▶ **Goal**: Restate the data exactly as given and keep the pictures out.

▶ **Material provided**:
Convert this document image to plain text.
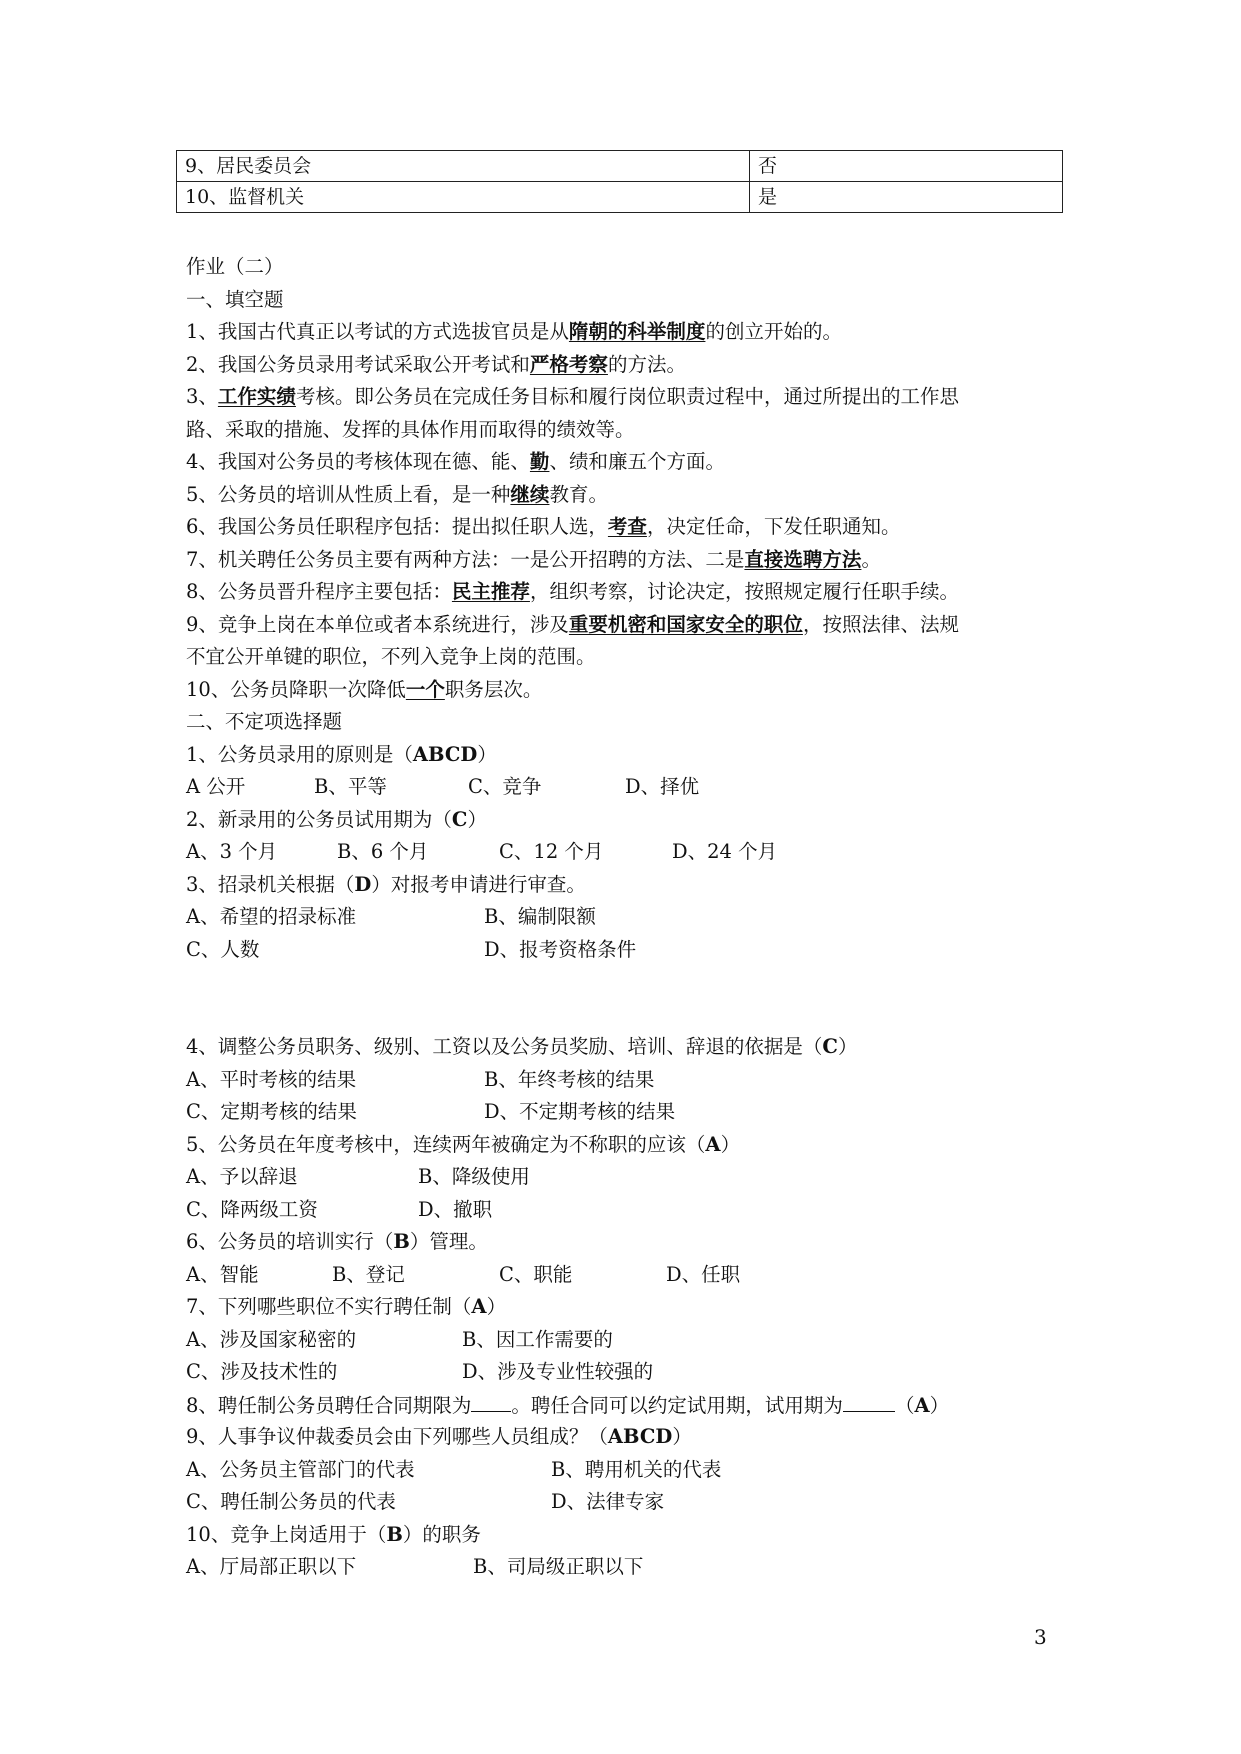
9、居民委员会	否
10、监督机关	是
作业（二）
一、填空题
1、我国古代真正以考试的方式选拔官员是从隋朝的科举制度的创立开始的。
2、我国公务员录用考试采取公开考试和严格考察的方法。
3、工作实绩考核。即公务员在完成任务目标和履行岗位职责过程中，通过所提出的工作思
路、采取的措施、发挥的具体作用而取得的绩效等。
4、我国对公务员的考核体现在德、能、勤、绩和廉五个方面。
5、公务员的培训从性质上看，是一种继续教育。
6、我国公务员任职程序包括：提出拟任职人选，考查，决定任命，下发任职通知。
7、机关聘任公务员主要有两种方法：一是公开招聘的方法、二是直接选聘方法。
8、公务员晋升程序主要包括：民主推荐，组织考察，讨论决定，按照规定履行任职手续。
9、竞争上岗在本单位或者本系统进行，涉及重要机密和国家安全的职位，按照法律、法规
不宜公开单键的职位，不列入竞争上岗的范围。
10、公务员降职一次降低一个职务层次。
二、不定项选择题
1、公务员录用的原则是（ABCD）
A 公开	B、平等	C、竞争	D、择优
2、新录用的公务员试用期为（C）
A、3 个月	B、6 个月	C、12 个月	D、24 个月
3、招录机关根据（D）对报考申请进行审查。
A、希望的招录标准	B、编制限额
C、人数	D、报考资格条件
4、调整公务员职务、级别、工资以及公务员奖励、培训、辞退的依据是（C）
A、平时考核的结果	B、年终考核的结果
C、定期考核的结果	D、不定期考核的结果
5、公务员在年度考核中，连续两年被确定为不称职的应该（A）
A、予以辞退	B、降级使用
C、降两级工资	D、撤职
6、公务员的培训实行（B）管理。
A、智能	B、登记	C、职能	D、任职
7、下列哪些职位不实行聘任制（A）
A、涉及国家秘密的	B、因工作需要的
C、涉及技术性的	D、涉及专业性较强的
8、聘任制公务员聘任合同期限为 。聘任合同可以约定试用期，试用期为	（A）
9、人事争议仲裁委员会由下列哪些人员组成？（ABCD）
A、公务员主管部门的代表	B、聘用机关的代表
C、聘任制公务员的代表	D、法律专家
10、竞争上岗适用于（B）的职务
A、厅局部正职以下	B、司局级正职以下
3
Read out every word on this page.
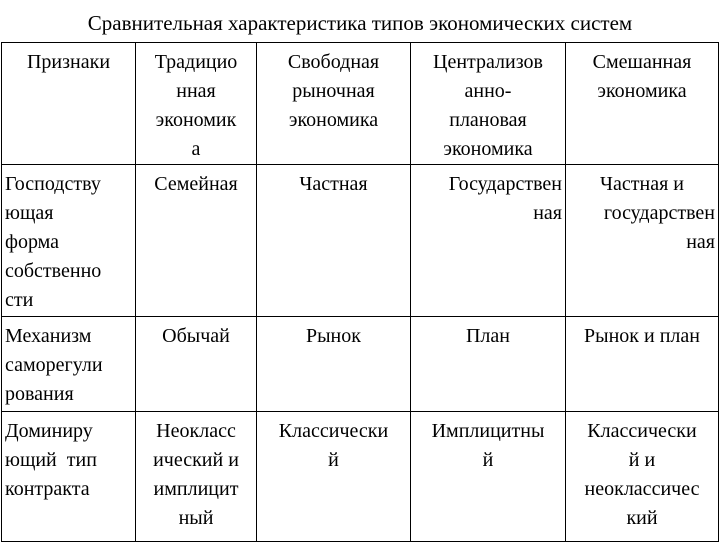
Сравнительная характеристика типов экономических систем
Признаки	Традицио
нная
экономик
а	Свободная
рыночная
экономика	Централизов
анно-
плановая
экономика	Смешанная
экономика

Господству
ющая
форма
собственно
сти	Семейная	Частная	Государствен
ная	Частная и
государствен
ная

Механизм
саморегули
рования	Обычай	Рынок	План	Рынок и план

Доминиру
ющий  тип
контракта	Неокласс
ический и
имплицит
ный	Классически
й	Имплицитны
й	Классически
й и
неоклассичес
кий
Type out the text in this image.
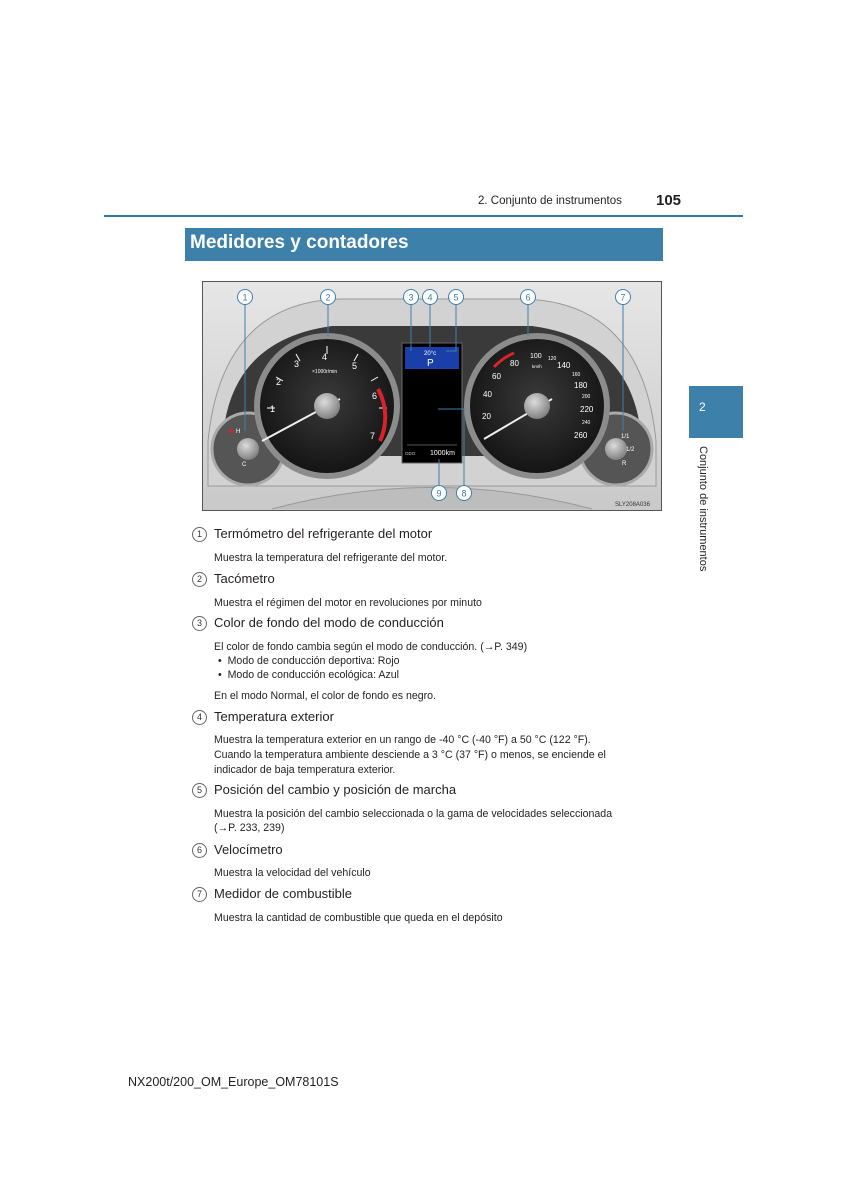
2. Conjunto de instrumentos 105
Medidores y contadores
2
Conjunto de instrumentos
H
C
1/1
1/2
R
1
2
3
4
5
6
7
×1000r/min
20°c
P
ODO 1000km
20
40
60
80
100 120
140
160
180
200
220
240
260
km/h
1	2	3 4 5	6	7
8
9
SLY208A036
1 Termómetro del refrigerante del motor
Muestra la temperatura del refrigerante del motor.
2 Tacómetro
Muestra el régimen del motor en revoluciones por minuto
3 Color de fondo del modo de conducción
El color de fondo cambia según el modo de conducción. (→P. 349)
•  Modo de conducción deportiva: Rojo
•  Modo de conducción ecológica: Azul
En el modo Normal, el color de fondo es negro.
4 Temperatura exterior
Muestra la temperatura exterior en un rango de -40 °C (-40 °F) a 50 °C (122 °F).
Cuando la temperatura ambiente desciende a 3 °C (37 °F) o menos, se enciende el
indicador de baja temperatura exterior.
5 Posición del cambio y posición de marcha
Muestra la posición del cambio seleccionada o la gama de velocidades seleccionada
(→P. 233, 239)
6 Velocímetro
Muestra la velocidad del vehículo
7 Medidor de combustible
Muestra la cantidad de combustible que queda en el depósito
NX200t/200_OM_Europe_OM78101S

▶ **Problem solution**:
Convert this document image to plain text.
9、居民委员会	否
10、监督机关	是
作业（二）
一、填空题
1、我国古代真正以考试的方式选拔官员是从隋朝的科举制度的创立开始的。
2、我国公务员录用考试采取公开考试和严格考察的方法。
3、工作实绩考核。即公务员在完成任务目标和履行岗位职责过程中，通过所提出的工作思
路、采取的措施、发挥的具体作用而取得的绩效等。
4、我国对公务员的考核体现在德、能、勤、绩和廉五个方面。
5、公务员的培训从性质上看，是一种继续教育。
6、我国公务员任职程序包括：提出拟任职人选，考查，决定任命，下发任职通知。
7、机关聘任公务员主要有两种方法：一是公开招聘的方法、二是直接选聘方法。
8、公务员晋升程序主要包括：民主推荐，组织考察，讨论决定，按照规定履行任职手续。
9、竞争上岗在本单位或者本系统进行，涉及重要机密和国家安全的职位，按照法律、法规
不宜公开单键的职位，不列入竞争上岗的范围。
10、公务员降职一次降低一个职务层次。
二、不定项选择题
1、公务员录用的原则是（ABCD）
A 公开	B、平等	C、竞争	D、择优
2、新录用的公务员试用期为（C）
A、3 个月	B、6 个月	C、12 个月	D、24 个月
3、招录机关根据（D）对报考申请进行审查。
A、希望的招录标准	B、编制限额
C、人数	D、报考资格条件
4、调整公务员职务、级别、工资以及公务员奖励、培训、辞退的依据是（C）
A、平时考核的结果	B、年终考核的结果
C、定期考核的结果	D、不定期考核的结果
5、公务员在年度考核中，连续两年被确定为不称职的应该（A）
A、予以辞退	B、降级使用
C、降两级工资	D、撤职
6、公务员的培训实行（B）管理。
A、智能	B、登记	C、职能	D、任职
7、下列哪些职位不实行聘任制（A）
A、涉及国家秘密的	B、因工作需要的
C、涉及技术性的	D、涉及专业性较强的
8、聘任制公务员聘任合同期限为 。聘任合同可以约定试用期，试用期为	（A）
9、人事争议仲裁委员会由下列哪些人员组成？（ABCD）
A、公务员主管部门的代表	B、聘用机关的代表
C、聘任制公务员的代表	D、法律专家
10、竞争上岗适用于（B）的职务
A、厅局部正职以下	B、司局级正职以下
3
Read out every word on this page.
Сравнительная характеристика типов экономических систем
Признаки	Традицио
нная
экономик
а	Свободная
рыночная
экономика	Централизов
анно-
плановая
экономика	Смешанная
экономика

Господству
ющая
форма
собственно
сти	Семейная	Частная	Государствен
ная	Частная и
государствен
ная

Механизм
саморегули
рования	Обычай	Рынок	План	Рынок и план

Доминиру
ющий  тип
контракта	Неокласс
ический и
имплицит
ный	Классически
й	Имплицитны
й	Классически
й и
неоклассичес
кий
Type out the text in this image.
2. Conjunto de instrumentos 105
Medidores y contadores
2
Conjunto de instrumentos
H
C
1/1
1/2
R
1
2
3
4
5
6
7
×1000r/min
20°c
P
ODO 1000km
20
40
60
80
100 120
140
160
180
200
220
240
260
km/h
1	2	3 4 5	6	7
8
9
SLY208A036
1 Termómetro del refrigerante del motor
Muestra la temperatura del refrigerante del motor.
2 Tacómetro
Muestra el régimen del motor en revoluciones por minuto
3 Color de fondo del modo de conducción
El color de fondo cambia según el modo de conducción. (→P. 349)
•  Modo de conducción deportiva: Rojo
•  Modo de conducción ecológica: Azul
En el modo Normal, el color de fondo es negro.
4 Temperatura exterior
Muestra la temperatura exterior en un rango de -40 °C (-40 °F) a 50 °C (122 °F).
Cuando la temperatura ambiente desciende a 3 °C (37 °F) o menos, se enciende el
indicador de baja temperatura exterior.
5 Posición del cambio y posición de marcha
Muestra la posición del cambio seleccionada o la gama de velocidades seleccionada
(→P. 233, 239)
6 Velocímetro
Muestra la velocidad del vehículo
7 Medidor de combustible
Muestra la cantidad de combustible que queda en el depósito
NX200t/200_OM_Europe_OM78101S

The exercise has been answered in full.